Job>
Emit the data below verbatim, stripping out any pictures.

[Extracted records]

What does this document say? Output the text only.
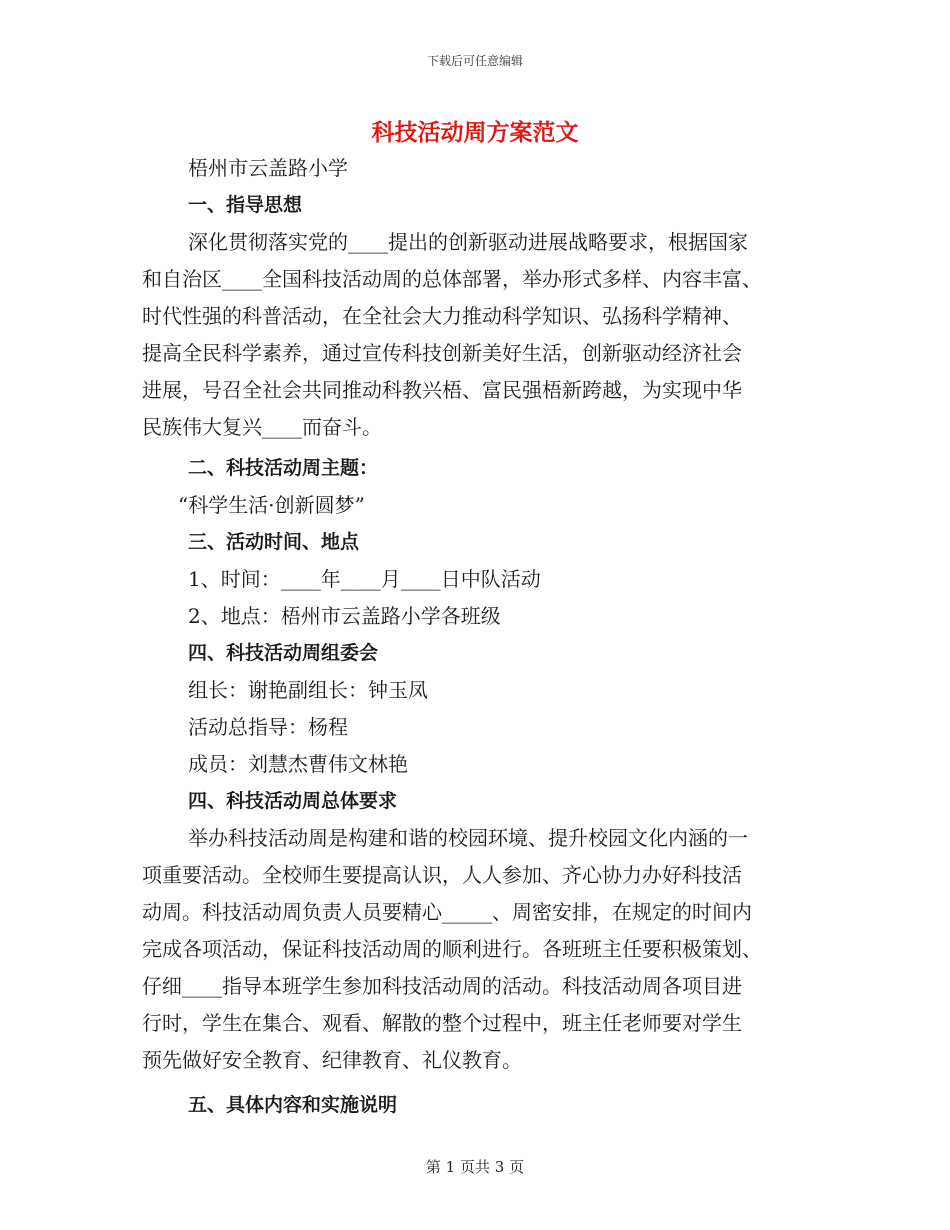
下载后可任意编辑
科技活动周方案范文
梧州市云盖路小学
一、指导思想
深化贯彻落实党的____提出的创新驱动进展战略要求，根据国家
和自治区____全国科技活动周的总体部署，举办形式多样、内容丰富、
时代性强的科普活动，在全社会大力推动科学知识、弘扬科学精神、
提高全民科学素养，通过宣传科技创新美好生活，创新驱动经济社会
进展，号召全社会共同推动科教兴梧、富民强梧新跨越，为实现中华
民族伟大复兴____而奋斗。
二、科技活动周主题：
“科学生活·创新圆梦”
三、活动时间、地点
1、时间：____年____月____日中队活动
2、地点：梧州市云盖路小学各班级
四、科技活动周组委会
组长：谢艳副组长：钟玉凤
活动总指导：杨程
成员：刘慧杰曹伟文林艳
四、科技活动周总体要求
举办科技活动周是构建和谐的校园环境、提升校园文化内涵的一
项重要活动。全校师生要提高认识，人人参加、齐心协力办好科技活
动周。科技活动周负责人员要精心_____、周密安排，在规定的时间内
完成各项活动，保证科技活动周的顺利进行。各班班主任要积极策划、
仔细____指导本班学生参加科技活动周的活动。科技活动周各项目进
行时，学生在集合、观看、解散的整个过程中，班主任老师要对学生
预先做好安全教育、纪律教育、礼仪教育。
五、具体内容和实施说明
第 1 页共 3 页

Solution to this exercise>
What does this document say? Output the text only.
下载后可任意编辑
科技活动周方案范文
梧州市云盖路小学
一、指导思想
深化贯彻落实党的____提出的创新驱动进展战略要求，根据国家
和自治区____全国科技活动周的总体部署，举办形式多样、内容丰富、
时代性强的科普活动，在全社会大力推动科学知识、弘扬科学精神、
提高全民科学素养，通过宣传科技创新美好生活，创新驱动经济社会
进展，号召全社会共同推动科教兴梧、富民强梧新跨越，为实现中华
民族伟大复兴____而奋斗。
二、科技活动周主题：
“科学生活·创新圆梦”
三、活动时间、地点
1、时间：____年____月____日中队活动
2、地点：梧州市云盖路小学各班级
四、科技活动周组委会
组长：谢艳副组长：钟玉凤
活动总指导：杨程
成员：刘慧杰曹伟文林艳
四、科技活动周总体要求
举办科技活动周是构建和谐的校园环境、提升校园文化内涵的一
项重要活动。全校师生要提高认识，人人参加、齐心协力办好科技活
动周。科技活动周负责人员要精心_____、周密安排，在规定的时间内
完成各项活动，保证科技活动周的顺利进行。各班班主任要积极策划、
仔细____指导本班学生参加科技活动周的活动。科技活动周各项目进
行时，学生在集合、观看、解散的整个过程中，班主任老师要对学生
预先做好安全教育、纪律教育、礼仪教育。
五、具体内容和实施说明
第 1 页共 3 页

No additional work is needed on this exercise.